Where a line of the records contains the word "TREATED", show that line.

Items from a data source

------------------------

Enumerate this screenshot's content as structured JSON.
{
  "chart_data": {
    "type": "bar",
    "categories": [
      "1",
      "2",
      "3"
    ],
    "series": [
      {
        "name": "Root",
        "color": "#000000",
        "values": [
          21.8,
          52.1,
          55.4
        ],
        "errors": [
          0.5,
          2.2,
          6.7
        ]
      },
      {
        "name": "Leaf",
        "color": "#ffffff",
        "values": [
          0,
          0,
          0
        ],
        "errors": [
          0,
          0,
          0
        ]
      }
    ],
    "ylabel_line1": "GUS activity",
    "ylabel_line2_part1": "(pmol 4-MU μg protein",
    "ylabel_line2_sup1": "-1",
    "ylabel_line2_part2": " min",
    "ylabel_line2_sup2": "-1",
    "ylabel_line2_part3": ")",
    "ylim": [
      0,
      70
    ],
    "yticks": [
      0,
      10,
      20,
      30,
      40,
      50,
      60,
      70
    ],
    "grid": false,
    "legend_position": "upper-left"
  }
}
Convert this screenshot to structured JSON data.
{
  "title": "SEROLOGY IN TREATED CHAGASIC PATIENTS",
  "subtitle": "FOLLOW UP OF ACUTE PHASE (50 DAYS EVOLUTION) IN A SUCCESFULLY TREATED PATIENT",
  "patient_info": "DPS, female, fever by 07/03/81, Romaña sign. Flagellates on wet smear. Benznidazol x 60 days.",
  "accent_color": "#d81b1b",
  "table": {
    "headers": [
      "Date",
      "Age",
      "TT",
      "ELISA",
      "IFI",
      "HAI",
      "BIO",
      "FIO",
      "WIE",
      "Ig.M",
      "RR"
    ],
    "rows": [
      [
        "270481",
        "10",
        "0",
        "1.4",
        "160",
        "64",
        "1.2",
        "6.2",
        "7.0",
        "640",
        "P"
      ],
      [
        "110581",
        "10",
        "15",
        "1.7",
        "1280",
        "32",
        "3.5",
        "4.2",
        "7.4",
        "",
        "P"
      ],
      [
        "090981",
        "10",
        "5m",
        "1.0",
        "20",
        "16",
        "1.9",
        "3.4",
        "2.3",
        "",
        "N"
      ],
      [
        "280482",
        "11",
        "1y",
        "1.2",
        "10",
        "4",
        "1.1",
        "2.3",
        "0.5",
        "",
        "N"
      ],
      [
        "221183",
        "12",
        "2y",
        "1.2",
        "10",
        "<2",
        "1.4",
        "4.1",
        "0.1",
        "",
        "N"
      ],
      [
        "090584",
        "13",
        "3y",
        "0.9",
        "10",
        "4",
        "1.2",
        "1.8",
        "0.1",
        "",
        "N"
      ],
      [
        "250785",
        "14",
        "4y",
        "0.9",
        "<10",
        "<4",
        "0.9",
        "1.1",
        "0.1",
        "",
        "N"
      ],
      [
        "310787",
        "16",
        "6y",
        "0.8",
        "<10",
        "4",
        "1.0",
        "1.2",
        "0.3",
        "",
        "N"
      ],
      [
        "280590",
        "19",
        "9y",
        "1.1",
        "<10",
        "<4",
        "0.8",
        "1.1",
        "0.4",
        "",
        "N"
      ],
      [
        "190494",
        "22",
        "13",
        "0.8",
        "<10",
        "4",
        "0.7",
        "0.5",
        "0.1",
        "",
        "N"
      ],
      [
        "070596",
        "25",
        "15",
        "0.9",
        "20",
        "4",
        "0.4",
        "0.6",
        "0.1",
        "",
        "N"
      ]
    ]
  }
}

------------------------

▸ Exercise answer
  "title": "SEROLOGY IN TREATED CHAGASIC PATIENTS",
  "subtitle": "FOLLOW UP OF ACUTE PHASE (50 DAYS EVOLUTION) IN A SUCCESFULLY TREATED PATIENT",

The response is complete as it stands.